══ Given data

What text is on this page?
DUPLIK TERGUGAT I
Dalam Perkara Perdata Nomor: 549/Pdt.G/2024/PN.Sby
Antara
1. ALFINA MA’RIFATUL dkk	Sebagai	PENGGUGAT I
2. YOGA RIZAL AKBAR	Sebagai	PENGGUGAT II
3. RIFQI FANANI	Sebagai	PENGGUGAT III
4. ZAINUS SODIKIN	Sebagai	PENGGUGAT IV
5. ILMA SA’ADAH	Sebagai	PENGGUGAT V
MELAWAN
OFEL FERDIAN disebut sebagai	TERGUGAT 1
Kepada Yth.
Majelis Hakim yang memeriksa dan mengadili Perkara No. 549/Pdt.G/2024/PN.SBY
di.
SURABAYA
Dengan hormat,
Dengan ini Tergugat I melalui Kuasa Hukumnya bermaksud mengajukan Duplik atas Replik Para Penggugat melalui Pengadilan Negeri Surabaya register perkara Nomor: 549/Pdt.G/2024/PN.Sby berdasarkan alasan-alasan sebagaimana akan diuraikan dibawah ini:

════

Task brief
In the entries above, some lines may contain the string "Nomor"; report how many, without additional comment.

Full response
2